* Directive:
Copy out only those lines running from the line with "Output the text content of this document." to the end of the listing, keeping each one exactly as it is.

[Recorded data]
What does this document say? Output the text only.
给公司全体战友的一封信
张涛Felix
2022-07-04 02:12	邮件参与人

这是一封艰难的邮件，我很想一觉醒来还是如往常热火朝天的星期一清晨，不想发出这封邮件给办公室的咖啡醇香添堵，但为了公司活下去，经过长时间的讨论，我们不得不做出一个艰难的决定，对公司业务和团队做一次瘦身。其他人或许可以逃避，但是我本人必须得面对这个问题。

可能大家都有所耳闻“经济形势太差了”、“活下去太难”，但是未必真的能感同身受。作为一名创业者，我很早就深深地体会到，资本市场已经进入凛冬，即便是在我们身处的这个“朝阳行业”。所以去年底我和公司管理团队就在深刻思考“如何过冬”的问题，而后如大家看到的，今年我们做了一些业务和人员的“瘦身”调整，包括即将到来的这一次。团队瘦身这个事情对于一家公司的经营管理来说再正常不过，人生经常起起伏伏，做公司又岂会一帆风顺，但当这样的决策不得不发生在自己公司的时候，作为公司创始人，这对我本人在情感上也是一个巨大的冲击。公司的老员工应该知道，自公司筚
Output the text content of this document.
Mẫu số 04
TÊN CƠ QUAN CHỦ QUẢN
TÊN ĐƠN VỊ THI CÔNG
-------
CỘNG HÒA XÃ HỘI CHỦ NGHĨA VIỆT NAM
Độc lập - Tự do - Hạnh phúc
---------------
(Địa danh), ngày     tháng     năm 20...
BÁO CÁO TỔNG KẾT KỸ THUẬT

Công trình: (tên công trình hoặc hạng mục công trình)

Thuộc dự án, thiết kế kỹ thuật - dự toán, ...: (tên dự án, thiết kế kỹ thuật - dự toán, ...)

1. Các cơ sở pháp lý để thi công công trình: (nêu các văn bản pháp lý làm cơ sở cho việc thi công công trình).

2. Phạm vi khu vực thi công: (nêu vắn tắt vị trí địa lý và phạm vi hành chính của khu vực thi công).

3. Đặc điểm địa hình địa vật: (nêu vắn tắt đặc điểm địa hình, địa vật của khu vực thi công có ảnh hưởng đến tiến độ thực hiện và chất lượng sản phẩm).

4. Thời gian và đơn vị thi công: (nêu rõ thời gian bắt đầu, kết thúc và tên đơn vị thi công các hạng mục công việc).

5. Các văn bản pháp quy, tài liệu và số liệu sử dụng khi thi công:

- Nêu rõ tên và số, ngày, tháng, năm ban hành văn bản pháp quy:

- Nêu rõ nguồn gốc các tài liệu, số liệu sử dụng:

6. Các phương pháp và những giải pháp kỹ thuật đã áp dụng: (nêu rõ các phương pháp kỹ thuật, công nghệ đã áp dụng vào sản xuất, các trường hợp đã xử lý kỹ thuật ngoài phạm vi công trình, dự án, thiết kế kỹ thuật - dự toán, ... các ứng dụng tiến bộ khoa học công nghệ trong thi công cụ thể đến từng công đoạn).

* The solution:
Output the text content of this document.
Mẫu số 04
TÊN CƠ QUAN CHỦ QUẢN
TÊN ĐƠN VỊ THI CÔNG
-------
CỘNG HÒA XÃ HỘI CHỦ NGHĨA VIỆT NAM
Độc lập - Tự do - Hạnh phúc
---------------
(Địa danh), ngày     tháng     năm 20...
BÁO CÁO TỔNG KẾT KỸ THUẬT

Công trình: (tên công trình hoặc hạng mục công trình)

Thuộc dự án, thiết kế kỹ thuật - dự toán, ...: (tên dự án, thiết kế kỹ thuật - dự toán, ...)

1. Các cơ sở pháp lý để thi công công trình: (nêu các văn bản pháp lý làm cơ sở cho việc thi công công trình).

2. Phạm vi khu vực thi công: (nêu vắn tắt vị trí địa lý và phạm vi hành chính của khu vực thi công).

3. Đặc điểm địa hình địa vật: (nêu vắn tắt đặc điểm địa hình, địa vật của khu vực thi công có ảnh hưởng đến tiến độ thực hiện và chất lượng sản phẩm).

4. Thời gian và đơn vị thi công: (nêu rõ thời gian bắt đầu, kết thúc và tên đơn vị thi công các hạng mục công việc).

5. Các văn bản pháp quy, tài liệu và số liệu sử dụng khi thi công:

- Nêu rõ tên và số, ngày, tháng, năm ban hành văn bản pháp quy:

- Nêu rõ nguồn gốc các tài liệu, số liệu sử dụng:

6. Các phương pháp và những giải pháp kỹ thuật đã áp dụng: (nêu rõ các phương pháp kỹ thuật, công nghệ đã áp dụng vào sản xuất, các trường hợp đã xử lý kỹ thuật ngoài phạm vi công trình, dự án, thiết kế kỹ thuật - dự toán, ... các ứng dụng tiến bộ khoa học công nghệ trong thi công cụ thể đến từng công đoạn).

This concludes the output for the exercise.